> _What to produce_
Drop the pictures and repeat the remaining data exactly.

(Excerpts from a dataset)
****

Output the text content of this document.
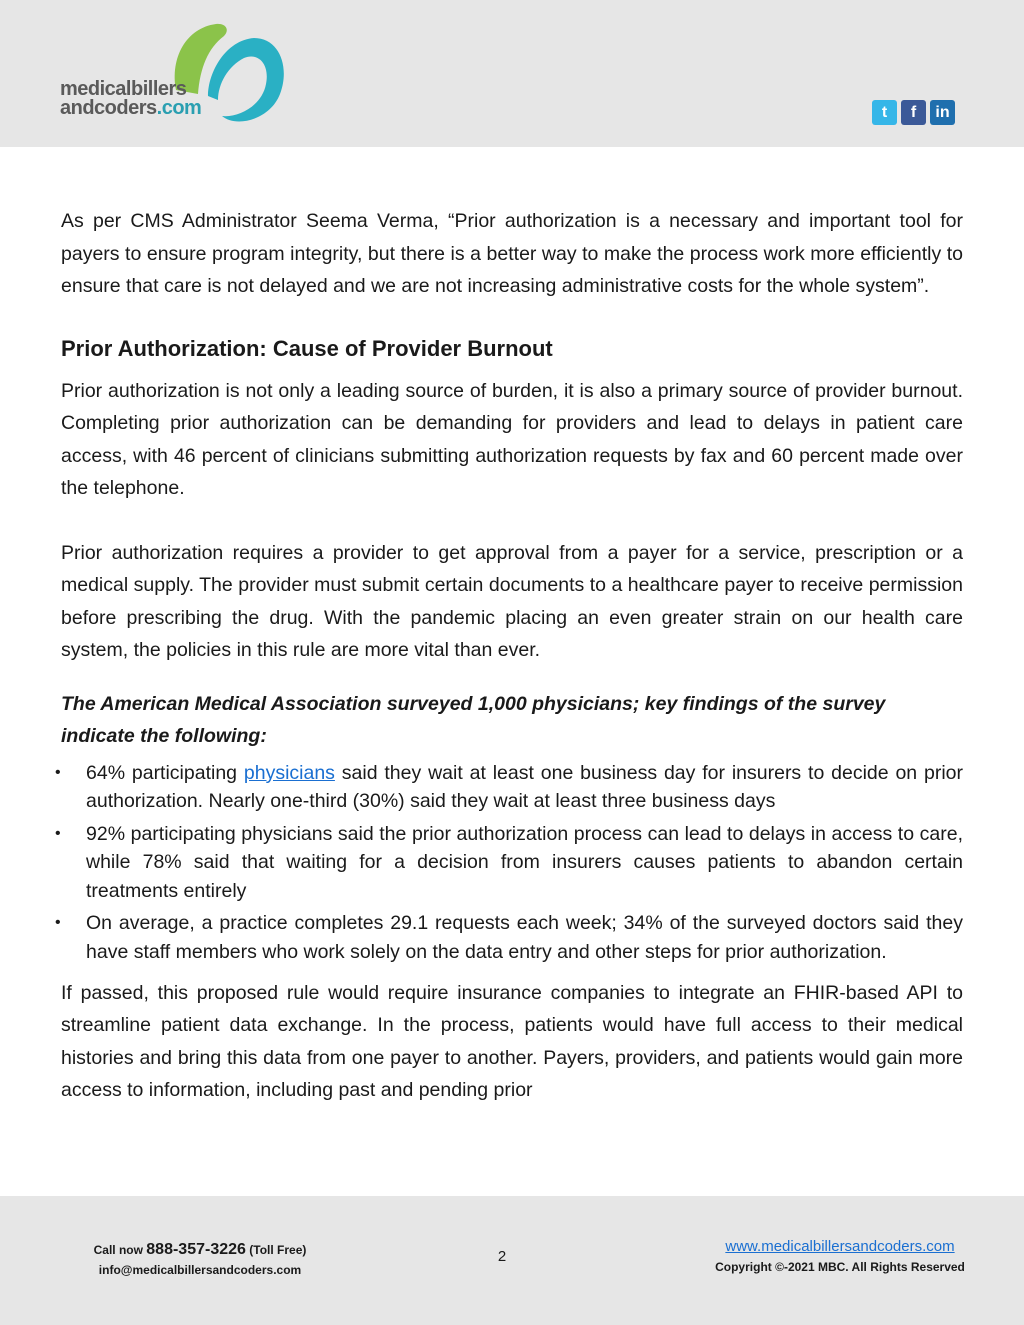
medicalbillers
andcoders.com	t	f	in

As per CMS Administrator Seema Verma, “Prior authorization is a necessary and important tool for payers to ensure program integrity, but there is a better way to make the process work more efficiently to ensure that care is not delayed and we are not increasing administrative costs for the whole system”.

Prior Authorization: Cause of Provider Burnout

Prior authorization is not only a leading source of burden, it is also a primary source of provider burnout. Completing prior authorization can be demanding for providers and lead to delays in patient care access, with 46 percent of clinicians submitting authorization requests by fax and 60 percent made over the telephone.

Prior authorization requires a provider to get approval from a payer for a service, prescription or a medical supply. The provider must submit certain documents to a healthcare payer to receive permission before prescribing the drug. With the pandemic placing an even greater strain on our health care system, the policies in this rule are more vital than ever.

The American Medical Association surveyed 1,000 physicians; key findings of the survey indicate the following:

• 64% participating physicians said they wait at least one business day for insurers to decide on prior authorization. Nearly one-third (30%) said they wait at least three business days
• 92% participating physicians said the prior authorization process can lead to delays in access to care, while 78% said that waiting for a decision from insurers causes patients to abandon certain treatments entirely
• On average, a practice completes 29.1 requests each week; 34% of the surveyed doctors said they have staff members who work solely on the data entry and other steps for prior authorization.

If passed, this proposed rule would require insurance companies to integrate an FHIR-based API to streamline patient data exchange. In the process, patients would have full access to their medical histories and bring this data from one payer to another. Payers, providers, and patients would gain more access to information, including past and pending prior

Call now 888-357-3226 (Toll Free)
info@medicalbillersandcoders.com
2
www.medicalbillersandcoders.com
Copyright ©-2021 MBC. All Rights Reserved
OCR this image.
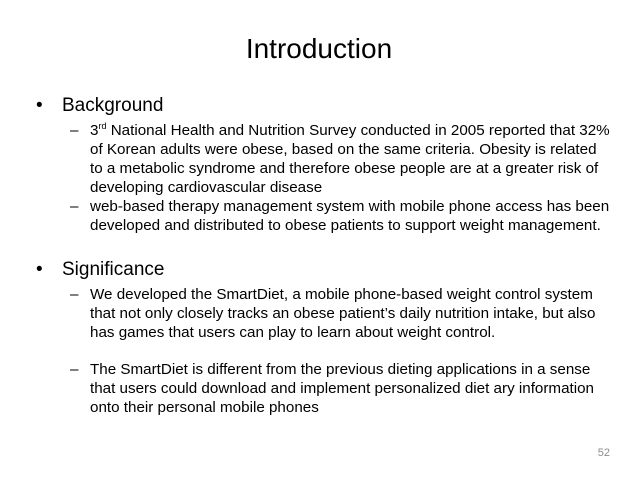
Introduction
• Background
– 3rd National Health and Nutrition Survey conducted in 2005 reported that 32% of Korean adults were obese, based on the same criteria. Obesity is related to a metabolic syndrome and therefore obese people are at a greater risk of developing cardiovascular disease
– web-based therapy management system with mobile phone access has been developed and distributed to obese patients to support weight management.
• Significance
– We developed the SmartDiet, a mobile phone-based weight control system that not only closely tracks an obese patient’s daily nutrition intake, but also has games that users can play to learn about weight control.
– The SmartDiet is different from the previous dieting applications in a sense that users could download and implement personalized diet ary information onto their personal mobile phones
52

****

> _Output of the exercise_
Output the text content of this document.
medicalbillers
andcoders.com	t	f	in

As per CMS Administrator Seema Verma, “Prior authorization is a necessary and important tool for payers to ensure program integrity, but there is a better way to make the process work more efficiently to ensure that care is not delayed and we are not increasing administrative costs for the whole system”.

Prior Authorization: Cause of Provider Burnout

Prior authorization is not only a leading source of burden, it is also a primary source of provider burnout. Completing prior authorization can be demanding for providers and lead to delays in patient care access, with 46 percent of clinicians submitting authorization requests by fax and 60 percent made over the telephone.

Prior authorization requires a provider to get approval from a payer for a service, prescription or a medical supply. The provider must submit certain documents to a healthcare payer to receive permission before prescribing the drug. With the pandemic placing an even greater strain on our health care system, the policies in this rule are more vital than ever.

The American Medical Association surveyed 1,000 physicians; key findings of the survey indicate the following:

• 64% participating physicians said they wait at least one business day for insurers to decide on prior authorization. Nearly one-third (30%) said they wait at least three business days
• 92% participating physicians said the prior authorization process can lead to delays in access to care, while 78% said that waiting for a decision from insurers causes patients to abandon certain treatments entirely
• On average, a practice completes 29.1 requests each week; 34% of the surveyed doctors said they have staff members who work solely on the data entry and other steps for prior authorization.

If passed, this proposed rule would require insurance companies to integrate an FHIR-based API to streamline patient data exchange. In the process, patients would have full access to their medical histories and bring this data from one payer to another. Payers, providers, and patients would gain more access to information, including past and pending prior

Call now 888-357-3226 (Toll Free)
info@medicalbillersandcoders.com
2
www.medicalbillersandcoders.com
Copyright ©-2021 MBC. All Rights Reserved
OCR this image.
Introduction
• Background
– 3rd National Health and Nutrition Survey conducted in 2005 reported that 32% of Korean adults were obese, based on the same criteria. Obesity is related to a metabolic syndrome and therefore obese people are at a greater risk of developing cardiovascular disease
– web-based therapy management system with mobile phone access has been developed and distributed to obese patients to support weight management.
• Significance
– We developed the SmartDiet, a mobile phone-based weight control system that not only closely tracks an obese patient’s daily nutrition intake, but also has games that users can play to learn about weight control.
– The SmartDiet is different from the previous dieting applications in a sense that users could download and implement personalized diet ary information onto their personal mobile phones
52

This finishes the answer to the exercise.